> **Provided data**
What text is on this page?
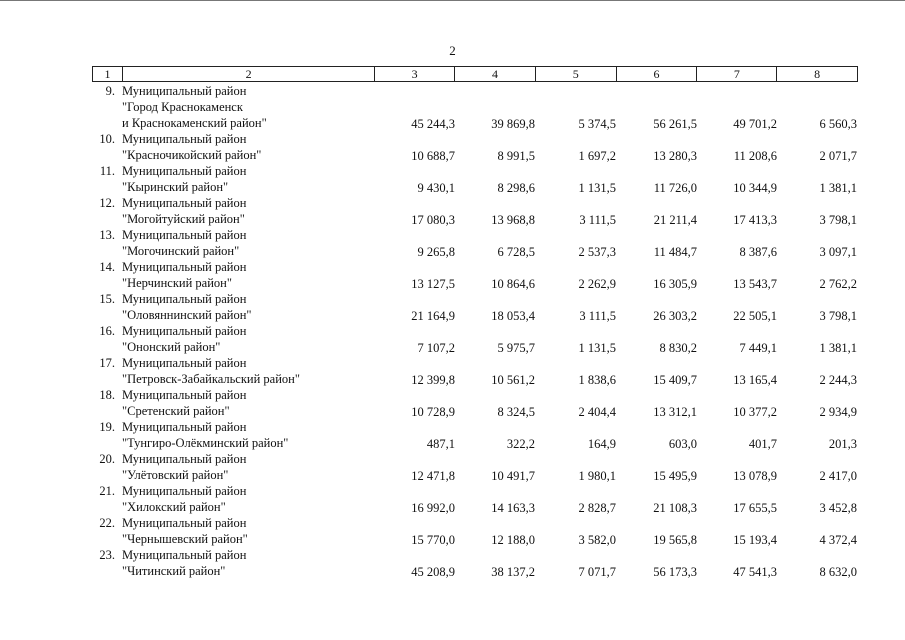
2
1	2	3	4	5	6	7	8
9. Муниципальный район
"Город Краснокаменск
и Краснокаменский район"	45 244,3	39 869,8	5 374,5	56 261,5	49 701,2	6 560,3
10. Муниципальный район
"Красночикойский район"	10 688,7	8 991,5	1 697,2	13 280,3	11 208,6	2 071,7
11. Муниципальный район
"Кыринский район"	9 430,1	8 298,6	1 131,5	11 726,0	10 344,9	1 381,1
12. Муниципальный район
"Могойтуйский район"	17 080,3	13 968,8	3 111,5	21 211,4	17 413,3	3 798,1
13. Муниципальный район
"Могочинский район"	9 265,8	6 728,5	2 537,3	11 484,7	8 387,6	3 097,1
14. Муниципальный район
"Нерчинский район"	13 127,5	10 864,6	2 262,9	16 305,9	13 543,7	2 762,2
15. Муниципальный район
"Оловяннинский район"	21 164,9	18 053,4	3 111,5	26 303,2	22 505,1	3 798,1
16. Муниципальный район
"Ононский район"	7 107,2	5 975,7	1 131,5	8 830,2	7 449,1	1 381,1
17. Муниципальный район
"Петровск-Забайкальский район"	12 399,8	10 561,2	1 838,6	15 409,7	13 165,4	2 244,3
18. Муниципальный район
"Сретенский район"	10 728,9	8 324,5	2 404,4	13 312,1	10 377,2	2 934,9
19. Муниципальный район
"Тунгиро-Олёкминский район"	487,1	322,2	164,9	603,0	401,7	201,3
20. Муниципальный район
"Улётовский район"	12 471,8	10 491,7	1 980,1	15 495,9	13 078,9	2 417,0
21. Муниципальный район
"Хилокский район"	16 992,0	14 163,3	2 828,7	21 108,3	17 655,5	3 452,8
22. Муниципальный район
"Чернышевский район"	15 770,0	12 188,0	3 582,0	19 565,8	15 193,4	4 372,4
23. Муниципальный район
"Читинский район"	45 208,9	38 137,2	7 071,7	56 173,3	47 541,3	8 632,0
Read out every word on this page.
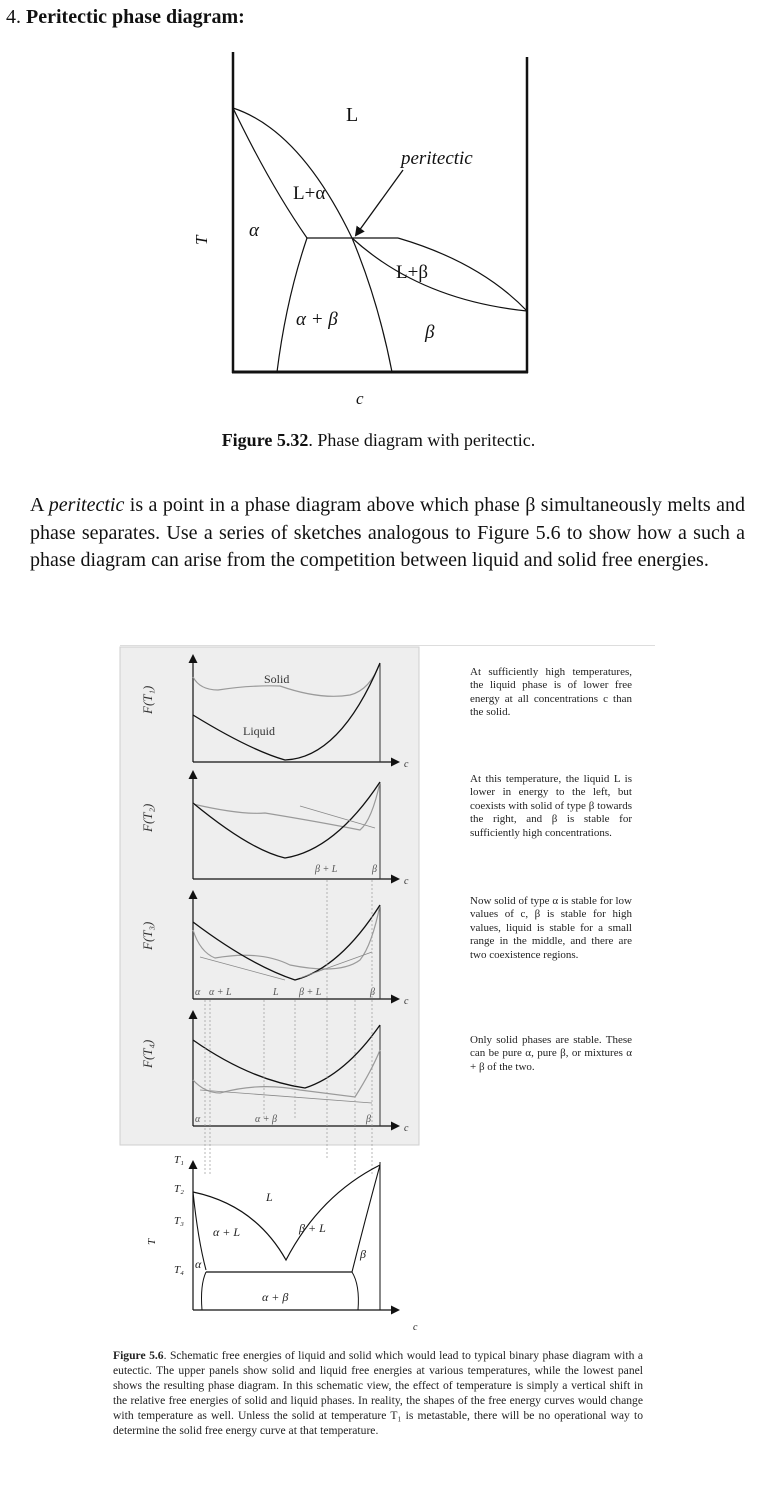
4. Peritectic phase diagram:
L
peritectic
L+α
α
T
L+β
α + β
β
c
Figure 5.32. Phase diagram with peritectic.
A peritectic is a point in a phase diagram above which phase β simultaneously melts and phase separates. Use a series of sketches analogous to Figure 5.6 to show how a such a phase diagram can arise from the competition between liquid and solid free energies.
Solid
Liquid
c
F(T₁)
β + L	β
c
F(T₂)
α α + L	L β + L	β
c
F(T₃)
α	α + β	β
c
F(T₄)
T₁
T₂
T₃
T₄
T
L
α + L	β + L
α
β
α + β
c
At sufficiently high temperatures, the liquid phase is of lower free energy at all concentrations c than the solid.
At this temperature, the liquid L is lower in energy to the left, but coexists with solid of type β towards the right, and β is stable for sufficiently high concentrations.
Now solid of type α is stable for low values of c, β is stable for high values, liquid is stable for a small range in the middle, and there are two coexistence regions.
Only solid phases are stable. These can be pure α, pure β, or mixtures α + β of the two.
Figure 5.6. Schematic free energies of liquid and solid which would lead to typical binary phase diagram with a eutectic. The upper panels show solid and liquid free energies at various temperatures, while the lowest panel shows the resulting phase diagram. In this schematic view, the effect of temperature is simply a vertical shift in the relative free energies of solid and liquid phases. In reality, the shapes of the free energy curves would change with temperature as well. Unless the solid at temperature T₁ is metastable, there will be no operational way to determine the solid free energy curve at that temperature.
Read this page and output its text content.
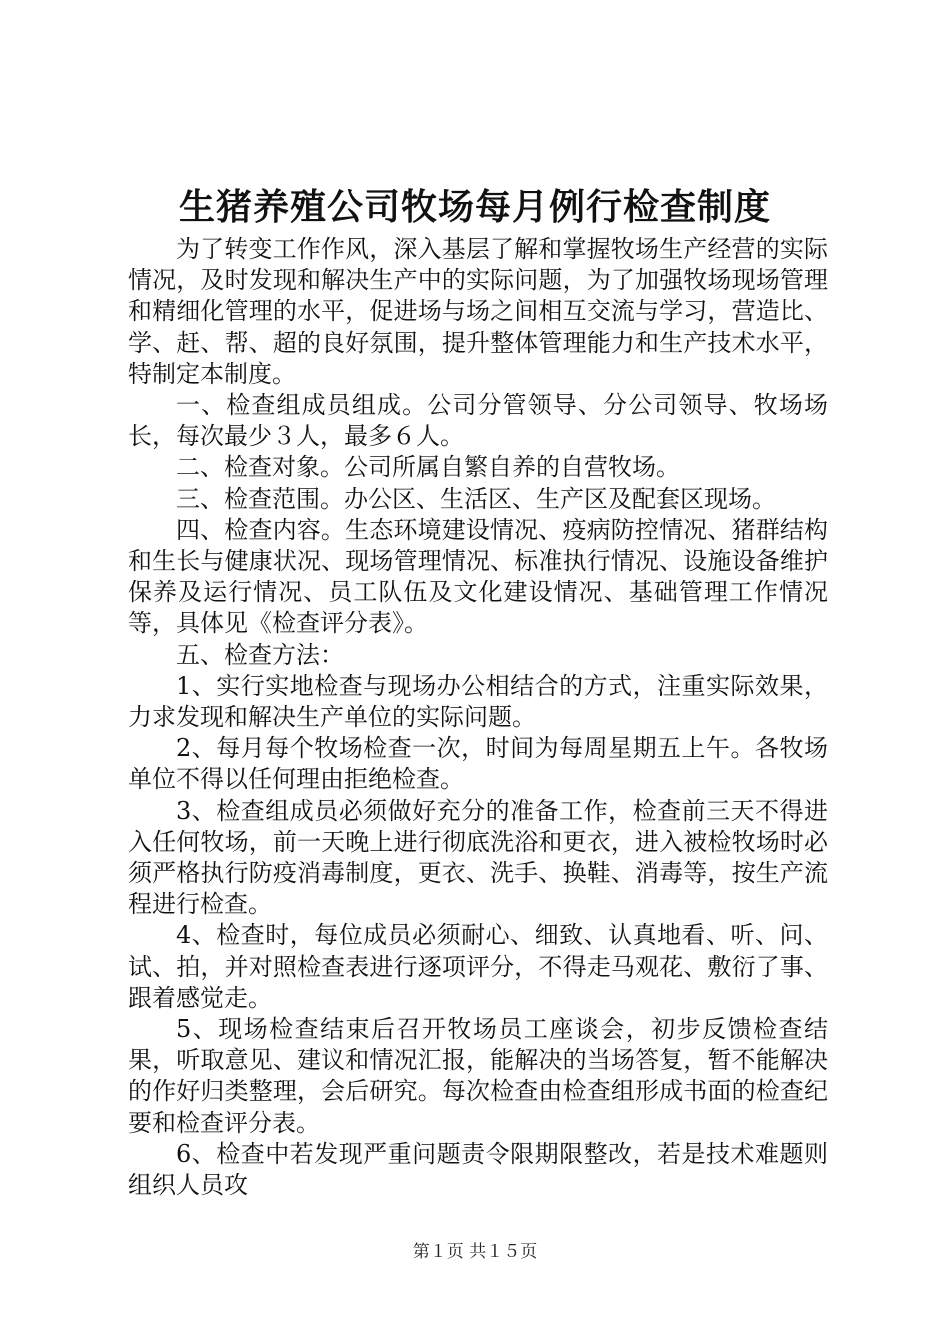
生猪养殖公司牧场每月例行检查制度

为了转变工作作风，深入基层了解和掌握牧场生产经营的实际情况，及时发现和解决生产中的实际问题，为了加强牧场现场管理和精细化管理的水平，促进场与场之间相互交流与学习，营造比、学、赶、帮、超的良好氛围，提升整体管理能力和生产技术水平，特制定本制度。

一、检查组成员组成。公司分管领导、分公司领导、牧场场长，每次最少３人，最多６人。

二、检查对象。公司所属自繁自养的自营牧场。

三、检查范围。办公区、生活区、生产区及配套区现场。

四、检查内容。生态环境建设情况、疫病防控情况、猪群结构和生长与健康状况、现场管理情况、标准执行情况、设施设备维护保养及运行情况、员工队伍及文化建设情况、基础管理工作情况等，具体见《检查评分表》。

五、检查方法：

1、实行实地检查与现场办公相结合的方式，注重实际效果，力求发现和解决生产单位的实际问题。

2、每月每个牧场检查一次，时间为每周星期五上午。各牧场单位不得以任何理由拒绝检查。

3、检查组成员必须做好充分的准备工作，检查前三天不得进入任何牧场，前一天晚上进行彻底洗浴和更衣，进入被检牧场时必须严格执行防疫消毒制度，更衣、洗手、换鞋、消毒等，按生产流程进行检查。

4、检查时，每位成员必须耐心、细致、认真地看、听、问、试、拍，并对照检查表进行逐项评分，不得走马观花、敷衍了事、跟着感觉走。

5、现场检查结束后召开牧场员工座谈会，初步反馈检查结果，听取意见、建议和情况汇报，能解决的当场答复，暂不能解决的作好归类整理，会后研究。每次检查由检查组形成书面的检查纪要和检查评分表。

6、检查中若发现严重问题责令限期限整改，若是技术难题则组织人员攻

第１页 共１５页
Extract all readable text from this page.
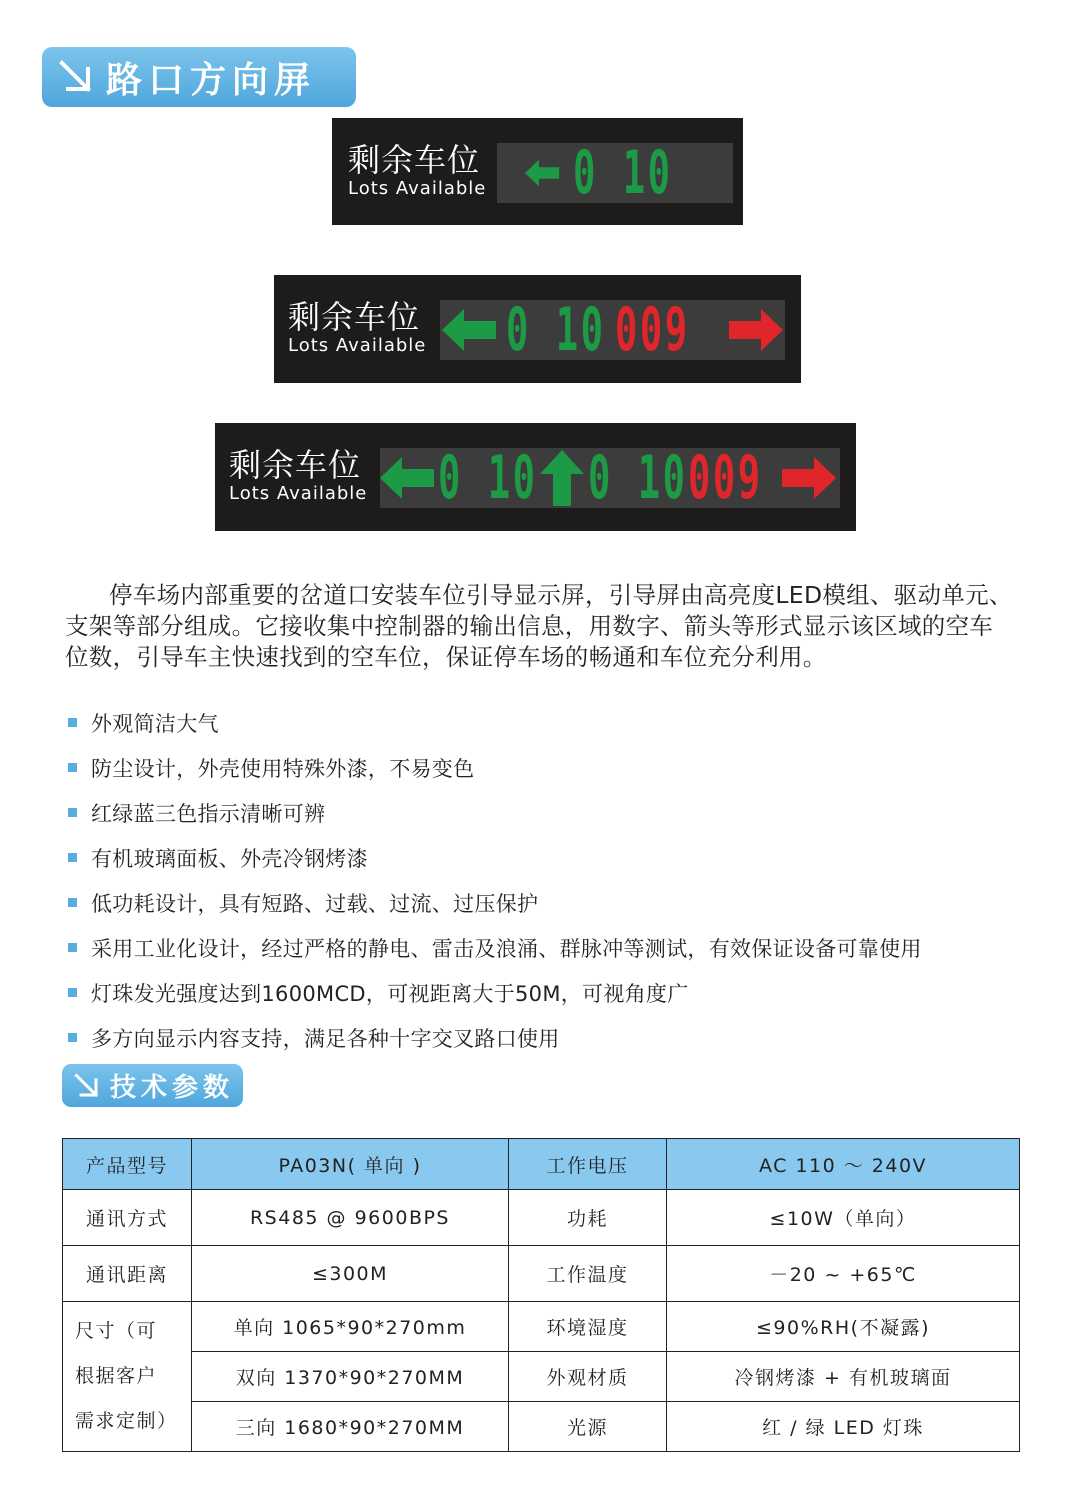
路口方向屏
剩余车位
Lots Available 0 10
剩余车位
Lots Available 0 10 009
剩余车位
Lots Available 0 10 0 10 009

停车场内部重要的岔道口安装车位引导显示屏，引导屏由高亮度LED模组、驱动单元、支架等部分组成。它接收集中控制器的输出信息，用数字、箭头等形式显示该区域的空车位数，引导车主快速找到的空车位，保证停车场的畅通和车位充分利用。

外观简洁大气
防尘设计，外壳使用特殊外漆，不易变色
红绿蓝三色指示清晰可辨
有机玻璃面板、外壳冷钢烤漆
低功耗设计，具有短路、过载、过流、过压保护
采用工业化设计，经过严格的静电、雷击及浪涌、群脉冲等测试，有效保证设备可靠使用
灯珠发光强度达到1600MCD，可视距离大于50M，可视角度广
多方向显示内容支持，满足各种十字交叉路口使用
技术参数
产品型号	PA03N( 单向 )	工作电压	AC 110 ～ 240V
通讯方式	RS485 @ 9600BPS	功耗	≤10W（单向）
通讯距离	≤300M	工作温度	－20 ~ +65℃

尺寸（可
根据客户
需求定制）	单向 1065*90*270mm	环境湿度	≤90%RH(不凝露)
	双向 1370*90*270MM	外观材质	冷钢烤漆 + 有机玻璃面
	三向 1680*90*270MM	光源	红 / 绿 LED 灯珠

> **Requirement**
Select the lines in this material that hold the word "Lots", leaving none out.

> **Complete answer**
Lots Available 0 10
Lots Available 0 10 009
Lots Available 0 10 0 10 009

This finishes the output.